AIM: Without altering anything, output the material below.

MATERIAL FOR THIS TASK:

--

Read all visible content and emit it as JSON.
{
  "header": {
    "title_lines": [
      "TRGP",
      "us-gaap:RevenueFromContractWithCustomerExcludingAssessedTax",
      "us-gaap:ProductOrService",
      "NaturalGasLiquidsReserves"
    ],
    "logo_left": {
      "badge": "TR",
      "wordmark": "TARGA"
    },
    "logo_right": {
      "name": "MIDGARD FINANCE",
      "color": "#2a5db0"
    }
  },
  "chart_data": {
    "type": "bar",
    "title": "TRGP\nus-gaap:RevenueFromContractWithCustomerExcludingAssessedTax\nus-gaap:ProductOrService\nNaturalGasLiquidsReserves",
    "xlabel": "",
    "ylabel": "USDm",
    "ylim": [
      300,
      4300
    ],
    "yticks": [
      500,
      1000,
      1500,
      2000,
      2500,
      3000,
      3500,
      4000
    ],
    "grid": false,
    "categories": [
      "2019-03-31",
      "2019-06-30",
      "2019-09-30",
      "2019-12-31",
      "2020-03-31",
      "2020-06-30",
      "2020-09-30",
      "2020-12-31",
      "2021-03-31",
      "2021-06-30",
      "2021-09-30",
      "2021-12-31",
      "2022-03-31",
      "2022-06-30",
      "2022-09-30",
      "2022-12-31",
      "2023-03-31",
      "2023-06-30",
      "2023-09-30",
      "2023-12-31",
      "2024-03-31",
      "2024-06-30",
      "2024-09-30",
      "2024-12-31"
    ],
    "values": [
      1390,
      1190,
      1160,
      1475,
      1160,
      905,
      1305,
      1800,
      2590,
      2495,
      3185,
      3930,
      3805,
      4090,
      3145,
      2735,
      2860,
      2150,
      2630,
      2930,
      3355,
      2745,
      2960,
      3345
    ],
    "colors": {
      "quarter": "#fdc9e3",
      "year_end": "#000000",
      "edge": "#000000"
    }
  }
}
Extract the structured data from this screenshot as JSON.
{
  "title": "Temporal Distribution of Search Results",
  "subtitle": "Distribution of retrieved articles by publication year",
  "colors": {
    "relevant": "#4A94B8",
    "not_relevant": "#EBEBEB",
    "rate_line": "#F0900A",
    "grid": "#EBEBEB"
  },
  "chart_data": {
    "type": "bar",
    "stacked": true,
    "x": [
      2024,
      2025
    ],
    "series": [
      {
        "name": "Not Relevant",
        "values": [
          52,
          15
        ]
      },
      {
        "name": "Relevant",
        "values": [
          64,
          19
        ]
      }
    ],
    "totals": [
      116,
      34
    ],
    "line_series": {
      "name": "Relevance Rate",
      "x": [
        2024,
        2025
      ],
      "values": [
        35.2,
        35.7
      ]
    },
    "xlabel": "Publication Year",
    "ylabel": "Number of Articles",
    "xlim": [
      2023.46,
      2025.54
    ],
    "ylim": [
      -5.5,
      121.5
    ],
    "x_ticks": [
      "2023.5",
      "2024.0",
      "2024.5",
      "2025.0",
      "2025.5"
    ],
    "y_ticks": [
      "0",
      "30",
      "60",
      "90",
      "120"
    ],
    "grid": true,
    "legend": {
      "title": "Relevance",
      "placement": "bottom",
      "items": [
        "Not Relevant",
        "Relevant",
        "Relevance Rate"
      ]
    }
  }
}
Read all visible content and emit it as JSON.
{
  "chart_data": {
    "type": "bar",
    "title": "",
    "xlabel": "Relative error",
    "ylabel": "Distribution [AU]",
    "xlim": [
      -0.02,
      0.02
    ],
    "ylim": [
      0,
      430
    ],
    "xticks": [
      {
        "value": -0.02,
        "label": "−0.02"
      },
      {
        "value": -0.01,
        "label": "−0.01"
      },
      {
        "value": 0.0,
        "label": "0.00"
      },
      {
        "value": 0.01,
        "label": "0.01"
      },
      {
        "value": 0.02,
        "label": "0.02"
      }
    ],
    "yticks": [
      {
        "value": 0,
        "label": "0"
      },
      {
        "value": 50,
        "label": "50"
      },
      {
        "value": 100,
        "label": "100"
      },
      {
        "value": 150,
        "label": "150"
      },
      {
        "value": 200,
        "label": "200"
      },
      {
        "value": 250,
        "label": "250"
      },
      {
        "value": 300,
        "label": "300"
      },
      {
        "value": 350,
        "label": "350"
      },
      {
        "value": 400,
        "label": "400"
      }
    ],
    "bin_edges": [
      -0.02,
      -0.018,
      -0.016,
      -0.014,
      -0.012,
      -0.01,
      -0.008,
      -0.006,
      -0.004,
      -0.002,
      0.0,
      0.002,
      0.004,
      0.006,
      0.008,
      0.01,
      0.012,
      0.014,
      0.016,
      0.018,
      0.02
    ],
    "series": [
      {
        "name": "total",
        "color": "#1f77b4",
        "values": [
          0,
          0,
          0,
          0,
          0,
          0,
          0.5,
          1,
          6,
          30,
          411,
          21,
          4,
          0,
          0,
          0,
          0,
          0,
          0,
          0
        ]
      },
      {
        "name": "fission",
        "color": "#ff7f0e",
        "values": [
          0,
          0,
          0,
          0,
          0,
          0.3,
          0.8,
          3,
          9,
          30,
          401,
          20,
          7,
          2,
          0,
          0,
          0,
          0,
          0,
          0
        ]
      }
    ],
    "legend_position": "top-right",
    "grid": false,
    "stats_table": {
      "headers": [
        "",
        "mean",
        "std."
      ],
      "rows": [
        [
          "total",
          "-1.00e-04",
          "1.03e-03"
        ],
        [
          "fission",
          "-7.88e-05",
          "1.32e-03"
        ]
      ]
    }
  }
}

--

RESULT OF THE EXERCISE:
Read all visible content and emit it as JSON.
{
  "header": {
    "title_lines": [
      "TRGP",
      "us-gaap:RevenueFromContractWithCustomerExcludingAssessedTax",
      "us-gaap:ProductOrService",
      "NaturalGasLiquidsReserves"
    ],
    "logo_left": {
      "badge": "TR",
      "wordmark": "TARGA"
    },
    "logo_right": {
      "name": "MIDGARD FINANCE",
      "color": "#2a5db0"
    }
  },
  "chart_data": {
    "type": "bar",
    "title": "TRGP\nus-gaap:RevenueFromContractWithCustomerExcludingAssessedTax\nus-gaap:ProductOrService\nNaturalGasLiquidsReserves",
    "xlabel": "",
    "ylabel": "USDm",
    "ylim": [
      300,
      4300
    ],
    "yticks": [
      500,
      1000,
      1500,
      2000,
      2500,
      3000,
      3500,
      4000
    ],
    "grid": false,
    "categories": [
      "2019-03-31",
      "2019-06-30",
      "2019-09-30",
      "2019-12-31",
      "2020-03-31",
      "2020-06-30",
      "2020-09-30",
      "2020-12-31",
      "2021-03-31",
      "2021-06-30",
      "2021-09-30",
      "2021-12-31",
      "2022-03-31",
      "2022-06-30",
      "2022-09-30",
      "2022-12-31",
      "2023-03-31",
      "2023-06-30",
      "2023-09-30",
      "2023-12-31",
      "2024-03-31",
      "2024-06-30",
      "2024-09-30",
      "2024-12-31"
    ],
    "values": [
      1390,
      1190,
      1160,
      1475,
      1160,
      905,
      1305,
      1800,
      2590,
      2495,
      3185,
      3930,
      3805,
      4090,
      3145,
      2735,
      2860,
      2150,
      2630,
      2930,
      3355,
      2745,
      2960,
      3345
    ],
    "colors": {
      "quarter": "#fdc9e3",
      "year_end": "#000000",
      "edge": "#000000"
    }
  }
}
Extract the structured data from this screenshot as JSON.
{
  "title": "Temporal Distribution of Search Results",
  "subtitle": "Distribution of retrieved articles by publication year",
  "colors": {
    "relevant": "#4A94B8",
    "not_relevant": "#EBEBEB",
    "rate_line": "#F0900A",
    "grid": "#EBEBEB"
  },
  "chart_data": {
    "type": "bar",
    "stacked": true,
    "x": [
      2024,
      2025
    ],
    "series": [
      {
        "name": "Not Relevant",
        "values": [
          52,
          15
        ]
      },
      {
        "name": "Relevant",
        "values": [
          64,
          19
        ]
      }
    ],
    "totals": [
      116,
      34
    ],
    "line_series": {
      "name": "Relevance Rate",
      "x": [
        2024,
        2025
      ],
      "values": [
        35.2,
        35.7
      ]
    },
    "xlabel": "Publication Year",
    "ylabel": "Number of Articles",
    "xlim": [
      2023.46,
      2025.54
    ],
    "ylim": [
      -5.5,
      121.5
    ],
    "x_ticks": [
      "2023.5",
      "2024.0",
      "2024.5",
      "2025.0",
      "2025.5"
    ],
    "y_ticks": [
      "0",
      "30",
      "60",
      "90",
      "120"
    ],
    "grid": true,
    "legend": {
      "title": "Relevance",
      "placement": "bottom",
      "items": [
        "Not Relevant",
        "Relevant",
        "Relevance Rate"
      ]
    }
  }
}
Read all visible content and emit it as JSON.
{
  "chart_data": {
    "type": "bar",
    "title": "",
    "xlabel": "Relative error",
    "ylabel": "Distribution [AU]",
    "xlim": [
      -0.02,
      0.02
    ],
    "ylim": [
      0,
      430
    ],
    "xticks": [
      {
        "value": -0.02,
        "label": "−0.02"
      },
      {
        "value": -0.01,
        "label": "−0.01"
      },
      {
        "value": 0.0,
        "label": "0.00"
      },
      {
        "value": 0.01,
        "label": "0.01"
      },
      {
        "value": 0.02,
        "label": "0.02"
      }
    ],
    "yticks": [
      {
        "value": 0,
        "label": "0"
      },
      {
        "value": 50,
        "label": "50"
      },
      {
        "value": 100,
        "label": "100"
      },
      {
        "value": 150,
        "label": "150"
      },
      {
        "value": 200,
        "label": "200"
      },
      {
        "value": 250,
        "label": "250"
      },
      {
        "value": 300,
        "label": "300"
      },
      {
        "value": 350,
        "label": "350"
      },
      {
        "value": 400,
        "label": "400"
      }
    ],
    "bin_edges": [
      -0.02,
      -0.018,
      -0.016,
      -0.014,
      -0.012,
      -0.01,
      -0.008,
      -0.006,
      -0.004,
      -0.002,
      0.0,
      0.002,
      0.004,
      0.006,
      0.008,
      0.01,
      0.012,
      0.014,
      0.016,
      0.018,
      0.02
    ],
    "series": [
      {
        "name": "total",
        "color": "#1f77b4",
        "values": [
          0,
          0,
          0,
          0,
          0,
          0,
          0.5,
          1,
          6,
          30,
          411,
          21,
          4,
          0,
          0,
          0,
          0,
          0,
          0,
          0
        ]
      },
      {
        "name": "fission",
        "color": "#ff7f0e",
        "values": [
          0,
          0,
          0,
          0,
          0,
          0.3,
          0.8,
          3,
          9,
          30,
          401,
          20,
          7,
          2,
          0,
          0,
          0,
          0,
          0,
          0
        ]
      }
    ],
    "legend_position": "top-right",
    "grid": false,
    "stats_table": {
      "headers": [
        "",
        "mean",
        "std."
      ],
      "rows": [
        [
          "total",
          "-1.00e-04",
          "1.03e-03"
        ],
        [
          "fission",
          "-7.88e-05",
          "1.32e-03"
        ]
      ]
    }
  }
}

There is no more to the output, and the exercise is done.